→ **GOAL OF THE EXERCISE**
Skip the pictures. Transcribe the rest of the data below without changing a word.

(Data excerpts)

----

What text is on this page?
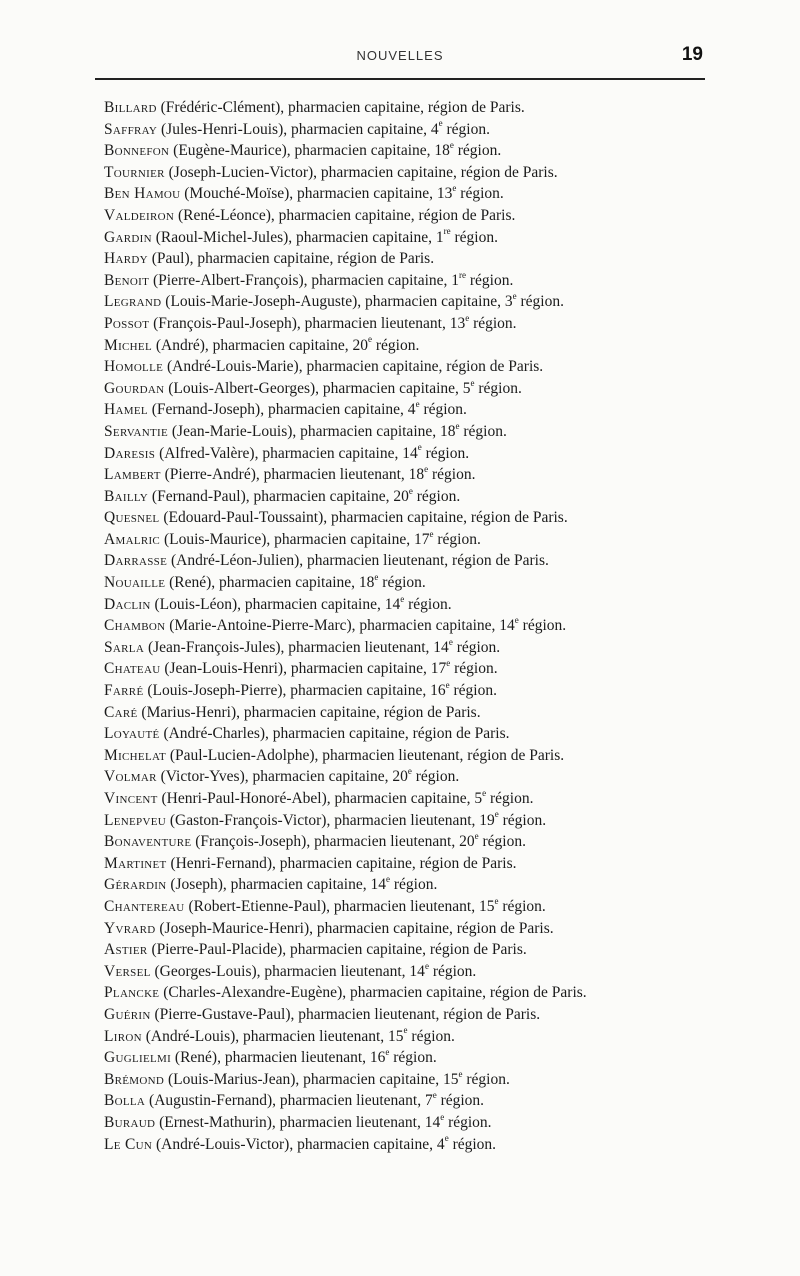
NOUVELLES	19
Billard (Frédéric-Clément), pharmacien capitaine, région de Paris.
Saffray (Jules-Henri-Louis), pharmacien capitaine, 4e région.
Bonnefon (Eugène-Maurice), pharmacien capitaine, 18e région.
Tournier (Joseph-Lucien-Victor), pharmacien capitaine, région de Paris.
Ben Hamou (Mouché-Moïse), pharmacien capitaine, 13e région.
Valdeiron (René-Léonce), pharmacien capitaine, région de Paris.
Gardin (Raoul-Michel-Jules), pharmacien capitaine, 1re région.
Hardy (Paul), pharmacien capitaine, région de Paris.
Benoit (Pierre-Albert-François), pharmacien capitaine, 1re région.
Legrand (Louis-Marie-Joseph-Auguste), pharmacien capitaine, 3e région.
Possot (François-Paul-Joseph), pharmacien lieutenant, 13e région.
Michel (André), pharmacien capitaine, 20e région.
Homolle (André-Louis-Marie), pharmacien capitaine, région de Paris.
Gourdan (Louis-Albert-Georges), pharmacien capitaine, 5e région.
Hamel (Fernand-Joseph), pharmacien capitaine, 4e région.
Servantie (Jean-Marie-Louis), pharmacien capitaine, 18e région.
Daresis (Alfred-Valère), pharmacien capitaine, 14e région.
Lambert (Pierre-André), pharmacien lieutenant, 18e région.
Bailly (Fernand-Paul), pharmacien capitaine, 20e région.
Quesnel (Edouard-Paul-Toussaint), pharmacien capitaine, région de Paris.
Amalric (Louis-Maurice), pharmacien capitaine, 17e région.
Darrasse (André-Léon-Julien), pharmacien lieutenant, région de Paris.
Nouaille (René), pharmacien capitaine, 18e région.
Daclin (Louis-Léon), pharmacien capitaine, 14e région.
Chambon (Marie-Antoine-Pierre-Marc), pharmacien capitaine, 14e région.
Sarla (Jean-François-Jules), pharmacien lieutenant, 14e région.
Chateau (Jean-Louis-Henri), pharmacien capitaine, 17e région.
Farré (Louis-Joseph-Pierre), pharmacien capitaine, 16e région.
Caré (Marius-Henri), pharmacien capitaine, région de Paris.
Loyauté (André-Charles), pharmacien capitaine, région de Paris.
Michelat (Paul-Lucien-Adolphe), pharmacien lieutenant, région de Paris.
Volmar (Victor-Yves), pharmacien capitaine, 20e région.
Vincent (Henri-Paul-Honoré-Abel), pharmacien capitaine, 5e région.
Lenepveu (Gaston-François-Victor), pharmacien lieutenant, 19e région.
Bonaventure (François-Joseph), pharmacien lieutenant, 20e région.
Martinet (Henri-Fernand), pharmacien capitaine, région de Paris.
Gérardin (Joseph), pharmacien capitaine, 14e région.
Chantereau (Robert-Etienne-Paul), pharmacien lieutenant, 15e région.
Yvrard (Joseph-Maurice-Henri), pharmacien capitaine, région de Paris.
Astier (Pierre-Paul-Placide), pharmacien capitaine, région de Paris.
Versel (Georges-Louis), pharmacien lieutenant, 14e région.
Plancke (Charles-Alexandre-Eugène), pharmacien capitaine, région de Paris.
Guérin (Pierre-Gustave-Paul), pharmacien lieutenant, région de Paris.
Liron (André-Louis), pharmacien lieutenant, 15e région.
Guglielmi (René), pharmacien lieutenant, 16e région.
Brémond (Louis-Marius-Jean), pharmacien capitaine, 15e région.
Bolla (Augustin-Fernand), pharmacien lieutenant, 7e région.
Buraud (Ernest-Mathurin), pharmacien lieutenant, 14e région.
Le Cun (André-Louis-Victor), pharmacien capitaine, 4e région.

----

→ **RESPONSE BELOW**
What text is on this page?
NOUVELLES	19
Billard (Frédéric-Clément), pharmacien capitaine, région de Paris.
Saffray (Jules-Henri-Louis), pharmacien capitaine, 4e région.
Bonnefon (Eugène-Maurice), pharmacien capitaine, 18e région.
Tournier (Joseph-Lucien-Victor), pharmacien capitaine, région de Paris.
Ben Hamou (Mouché-Moïse), pharmacien capitaine, 13e région.
Valdeiron (René-Léonce), pharmacien capitaine, région de Paris.
Gardin (Raoul-Michel-Jules), pharmacien capitaine, 1re région.
Hardy (Paul), pharmacien capitaine, région de Paris.
Benoit (Pierre-Albert-François), pharmacien capitaine, 1re région.
Legrand (Louis-Marie-Joseph-Auguste), pharmacien capitaine, 3e région.
Possot (François-Paul-Joseph), pharmacien lieutenant, 13e région.
Michel (André), pharmacien capitaine, 20e région.
Homolle (André-Louis-Marie), pharmacien capitaine, région de Paris.
Gourdan (Louis-Albert-Georges), pharmacien capitaine, 5e région.
Hamel (Fernand-Joseph), pharmacien capitaine, 4e région.
Servantie (Jean-Marie-Louis), pharmacien capitaine, 18e région.
Daresis (Alfred-Valère), pharmacien capitaine, 14e région.
Lambert (Pierre-André), pharmacien lieutenant, 18e région.
Bailly (Fernand-Paul), pharmacien capitaine, 20e région.
Quesnel (Edouard-Paul-Toussaint), pharmacien capitaine, région de Paris.
Amalric (Louis-Maurice), pharmacien capitaine, 17e région.
Darrasse (André-Léon-Julien), pharmacien lieutenant, région de Paris.
Nouaille (René), pharmacien capitaine, 18e région.
Daclin (Louis-Léon), pharmacien capitaine, 14e région.
Chambon (Marie-Antoine-Pierre-Marc), pharmacien capitaine, 14e région.
Sarla (Jean-François-Jules), pharmacien lieutenant, 14e région.
Chateau (Jean-Louis-Henri), pharmacien capitaine, 17e région.
Farré (Louis-Joseph-Pierre), pharmacien capitaine, 16e région.
Caré (Marius-Henri), pharmacien capitaine, région de Paris.
Loyauté (André-Charles), pharmacien capitaine, région de Paris.
Michelat (Paul-Lucien-Adolphe), pharmacien lieutenant, région de Paris.
Volmar (Victor-Yves), pharmacien capitaine, 20e région.
Vincent (Henri-Paul-Honoré-Abel), pharmacien capitaine, 5e région.
Lenepveu (Gaston-François-Victor), pharmacien lieutenant, 19e région.
Bonaventure (François-Joseph), pharmacien lieutenant, 20e région.
Martinet (Henri-Fernand), pharmacien capitaine, région de Paris.
Gérardin (Joseph), pharmacien capitaine, 14e région.
Chantereau (Robert-Etienne-Paul), pharmacien lieutenant, 15e région.
Yvrard (Joseph-Maurice-Henri), pharmacien capitaine, région de Paris.
Astier (Pierre-Paul-Placide), pharmacien capitaine, région de Paris.
Versel (Georges-Louis), pharmacien lieutenant, 14e région.
Plancke (Charles-Alexandre-Eugène), pharmacien capitaine, région de Paris.
Guérin (Pierre-Gustave-Paul), pharmacien lieutenant, région de Paris.
Liron (André-Louis), pharmacien lieutenant, 15e région.
Guglielmi (René), pharmacien lieutenant, 16e région.
Brémond (Louis-Marius-Jean), pharmacien capitaine, 15e région.
Bolla (Augustin-Fernand), pharmacien lieutenant, 7e région.
Buraud (Ernest-Mathurin), pharmacien lieutenant, 14e région.
Le Cun (André-Louis-Victor), pharmacien capitaine, 4e région.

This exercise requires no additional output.